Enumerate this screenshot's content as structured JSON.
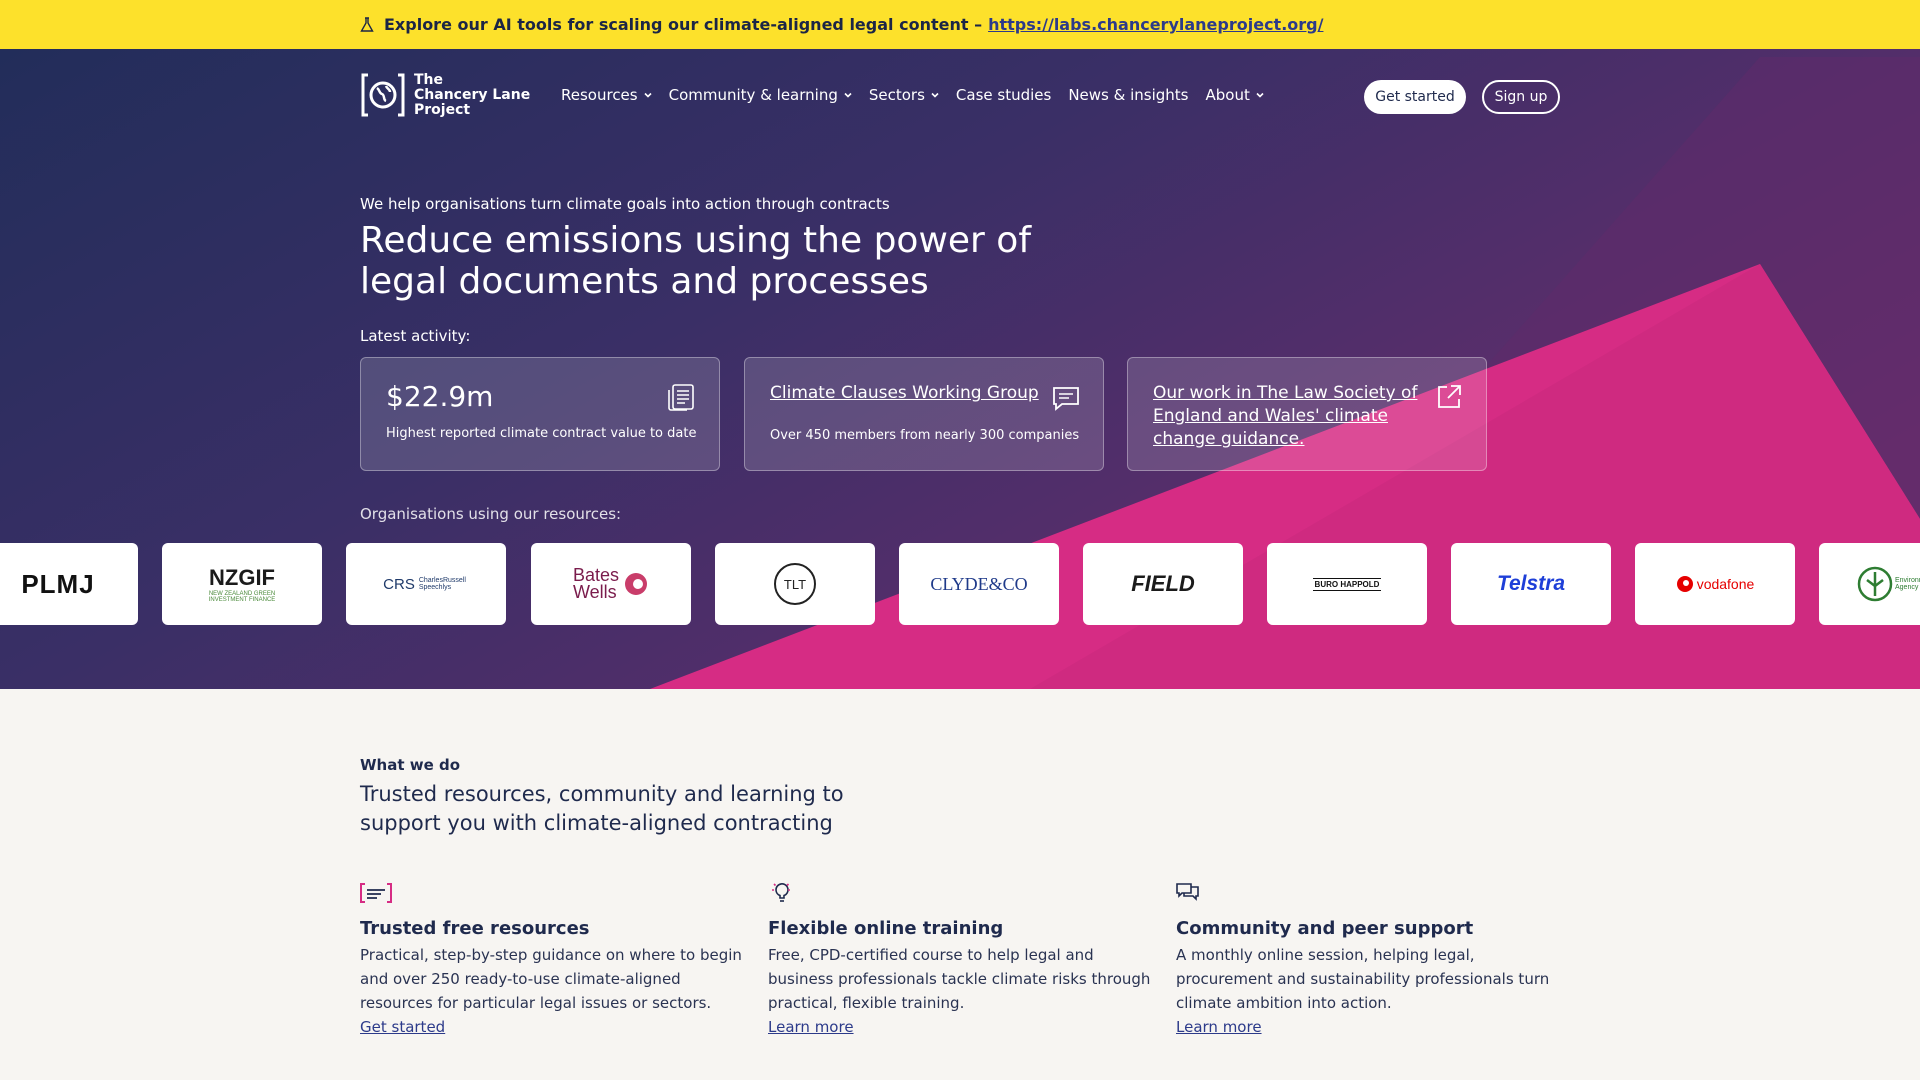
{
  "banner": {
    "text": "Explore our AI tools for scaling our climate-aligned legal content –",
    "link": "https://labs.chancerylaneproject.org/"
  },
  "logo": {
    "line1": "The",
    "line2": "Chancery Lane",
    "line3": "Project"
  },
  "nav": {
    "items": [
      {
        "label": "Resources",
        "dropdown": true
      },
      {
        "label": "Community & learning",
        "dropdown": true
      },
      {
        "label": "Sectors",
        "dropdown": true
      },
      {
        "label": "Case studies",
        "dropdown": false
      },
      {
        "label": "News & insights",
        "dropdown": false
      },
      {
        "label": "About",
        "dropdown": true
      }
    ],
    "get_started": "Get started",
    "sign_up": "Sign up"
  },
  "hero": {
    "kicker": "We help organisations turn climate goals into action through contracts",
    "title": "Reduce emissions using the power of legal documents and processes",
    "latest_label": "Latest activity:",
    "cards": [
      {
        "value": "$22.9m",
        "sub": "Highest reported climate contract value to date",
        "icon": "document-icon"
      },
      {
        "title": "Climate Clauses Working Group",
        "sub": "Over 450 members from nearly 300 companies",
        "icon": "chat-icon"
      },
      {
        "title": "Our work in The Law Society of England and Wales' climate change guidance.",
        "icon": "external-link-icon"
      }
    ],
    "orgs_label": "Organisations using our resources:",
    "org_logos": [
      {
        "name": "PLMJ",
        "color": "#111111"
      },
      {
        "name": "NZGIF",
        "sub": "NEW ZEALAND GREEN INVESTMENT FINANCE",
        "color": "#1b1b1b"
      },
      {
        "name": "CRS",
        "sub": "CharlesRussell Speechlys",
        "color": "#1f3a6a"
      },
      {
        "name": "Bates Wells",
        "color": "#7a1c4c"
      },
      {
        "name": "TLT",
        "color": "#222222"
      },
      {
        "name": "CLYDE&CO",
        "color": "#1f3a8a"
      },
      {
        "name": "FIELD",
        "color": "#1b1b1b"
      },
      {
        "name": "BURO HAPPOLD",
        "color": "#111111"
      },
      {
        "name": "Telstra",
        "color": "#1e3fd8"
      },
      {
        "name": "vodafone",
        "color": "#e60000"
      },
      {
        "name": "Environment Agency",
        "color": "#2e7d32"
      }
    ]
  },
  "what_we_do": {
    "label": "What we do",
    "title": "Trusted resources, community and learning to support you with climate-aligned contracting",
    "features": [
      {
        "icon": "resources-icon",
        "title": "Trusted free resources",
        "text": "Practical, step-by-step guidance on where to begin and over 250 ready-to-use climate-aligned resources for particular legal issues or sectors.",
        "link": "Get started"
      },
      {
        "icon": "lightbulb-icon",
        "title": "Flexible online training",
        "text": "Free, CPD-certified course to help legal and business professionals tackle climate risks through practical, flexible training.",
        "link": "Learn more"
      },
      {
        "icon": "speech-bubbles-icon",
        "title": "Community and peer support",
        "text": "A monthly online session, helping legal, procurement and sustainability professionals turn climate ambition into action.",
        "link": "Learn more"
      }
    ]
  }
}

◇ ◇ ◇ ◇ ◇ ◇ ◇

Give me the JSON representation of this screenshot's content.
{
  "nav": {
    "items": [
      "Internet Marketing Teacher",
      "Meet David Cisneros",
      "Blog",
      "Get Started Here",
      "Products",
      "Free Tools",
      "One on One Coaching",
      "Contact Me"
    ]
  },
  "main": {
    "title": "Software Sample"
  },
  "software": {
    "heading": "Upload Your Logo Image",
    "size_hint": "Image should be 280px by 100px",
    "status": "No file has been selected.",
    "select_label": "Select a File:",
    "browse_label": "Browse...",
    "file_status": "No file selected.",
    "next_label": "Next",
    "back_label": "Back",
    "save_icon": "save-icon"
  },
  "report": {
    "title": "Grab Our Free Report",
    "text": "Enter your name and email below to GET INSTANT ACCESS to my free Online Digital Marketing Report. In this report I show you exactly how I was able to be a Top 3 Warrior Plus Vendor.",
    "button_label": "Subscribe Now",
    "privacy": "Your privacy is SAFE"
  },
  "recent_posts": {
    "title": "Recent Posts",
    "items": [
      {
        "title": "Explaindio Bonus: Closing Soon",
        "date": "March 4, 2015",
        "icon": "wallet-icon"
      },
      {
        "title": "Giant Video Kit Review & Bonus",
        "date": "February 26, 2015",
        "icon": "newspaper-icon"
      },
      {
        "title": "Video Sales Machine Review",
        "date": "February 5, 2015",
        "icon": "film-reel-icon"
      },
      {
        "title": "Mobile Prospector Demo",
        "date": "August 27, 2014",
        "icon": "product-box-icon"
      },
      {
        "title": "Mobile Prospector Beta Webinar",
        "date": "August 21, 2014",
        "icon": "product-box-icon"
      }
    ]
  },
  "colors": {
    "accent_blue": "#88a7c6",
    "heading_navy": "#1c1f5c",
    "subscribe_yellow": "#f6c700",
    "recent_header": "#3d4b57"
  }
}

◇ ◇ ◇ ◇ ◇ ◇ ◇

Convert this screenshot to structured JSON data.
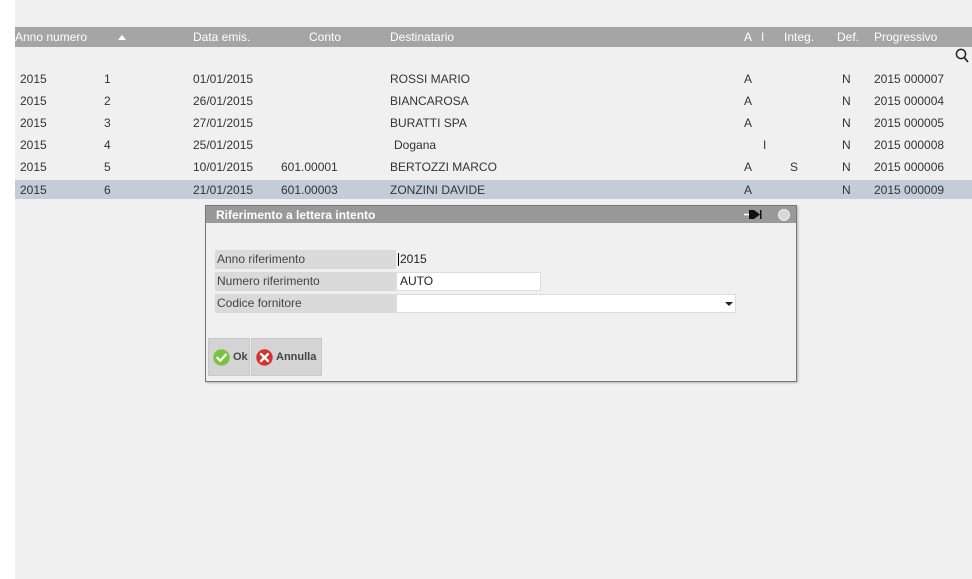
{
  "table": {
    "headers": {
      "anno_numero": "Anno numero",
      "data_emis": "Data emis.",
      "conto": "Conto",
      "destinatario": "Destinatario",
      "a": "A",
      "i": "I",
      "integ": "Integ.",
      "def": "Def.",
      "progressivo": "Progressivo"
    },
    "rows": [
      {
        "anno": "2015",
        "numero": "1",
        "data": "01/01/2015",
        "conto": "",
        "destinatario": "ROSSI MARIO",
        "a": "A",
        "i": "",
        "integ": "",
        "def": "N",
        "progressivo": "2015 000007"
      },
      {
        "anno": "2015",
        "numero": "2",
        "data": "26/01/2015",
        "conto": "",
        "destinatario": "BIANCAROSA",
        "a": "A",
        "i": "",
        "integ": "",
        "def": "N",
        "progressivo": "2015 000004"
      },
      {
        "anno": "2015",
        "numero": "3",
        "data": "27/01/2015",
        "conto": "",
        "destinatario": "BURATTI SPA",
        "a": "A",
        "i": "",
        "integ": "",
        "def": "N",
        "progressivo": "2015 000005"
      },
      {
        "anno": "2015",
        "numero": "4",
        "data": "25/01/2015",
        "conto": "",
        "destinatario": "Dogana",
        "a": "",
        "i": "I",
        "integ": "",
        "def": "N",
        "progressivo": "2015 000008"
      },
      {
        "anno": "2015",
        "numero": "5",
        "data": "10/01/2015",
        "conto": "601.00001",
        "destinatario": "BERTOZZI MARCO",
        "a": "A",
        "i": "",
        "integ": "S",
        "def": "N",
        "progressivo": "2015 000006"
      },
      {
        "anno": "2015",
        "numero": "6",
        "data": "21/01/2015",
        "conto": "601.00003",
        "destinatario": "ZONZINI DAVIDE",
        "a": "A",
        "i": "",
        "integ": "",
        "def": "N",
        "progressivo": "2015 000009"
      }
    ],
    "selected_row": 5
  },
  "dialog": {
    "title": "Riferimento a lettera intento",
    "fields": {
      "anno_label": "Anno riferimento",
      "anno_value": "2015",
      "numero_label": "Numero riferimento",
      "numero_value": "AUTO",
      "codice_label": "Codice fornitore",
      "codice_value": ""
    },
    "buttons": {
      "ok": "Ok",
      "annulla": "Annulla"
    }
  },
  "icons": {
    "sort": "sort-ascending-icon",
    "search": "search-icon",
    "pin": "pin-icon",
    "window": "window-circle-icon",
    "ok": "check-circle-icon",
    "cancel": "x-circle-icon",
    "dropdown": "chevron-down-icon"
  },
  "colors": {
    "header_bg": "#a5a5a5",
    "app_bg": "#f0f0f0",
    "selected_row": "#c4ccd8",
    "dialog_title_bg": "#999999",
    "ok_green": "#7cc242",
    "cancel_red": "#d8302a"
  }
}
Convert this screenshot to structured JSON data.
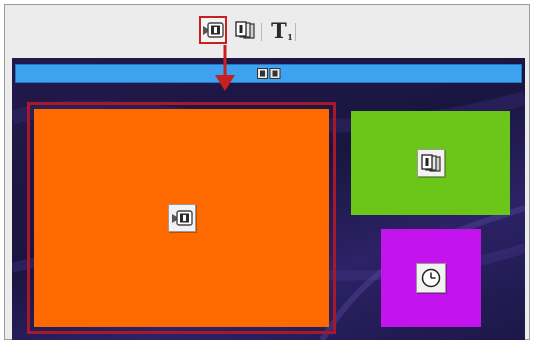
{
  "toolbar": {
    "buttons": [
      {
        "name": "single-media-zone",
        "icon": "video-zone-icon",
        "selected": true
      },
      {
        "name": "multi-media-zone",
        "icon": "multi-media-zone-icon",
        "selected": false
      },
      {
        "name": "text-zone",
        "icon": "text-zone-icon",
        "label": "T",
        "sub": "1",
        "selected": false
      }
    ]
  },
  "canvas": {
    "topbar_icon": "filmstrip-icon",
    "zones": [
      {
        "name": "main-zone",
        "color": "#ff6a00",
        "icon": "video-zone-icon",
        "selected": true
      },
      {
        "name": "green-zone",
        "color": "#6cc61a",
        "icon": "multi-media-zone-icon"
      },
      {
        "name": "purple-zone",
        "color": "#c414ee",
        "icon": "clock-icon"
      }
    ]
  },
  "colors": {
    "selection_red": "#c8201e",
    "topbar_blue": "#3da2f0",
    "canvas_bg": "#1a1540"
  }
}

◇ ◇ ◇ ◇ ◇ ◇ ◇

▶ **EXERCISE PROMPT**
Determine how many lines of the listing above include the word "through", and report that number only.

▶ **PROBLEM SOLUTION**
2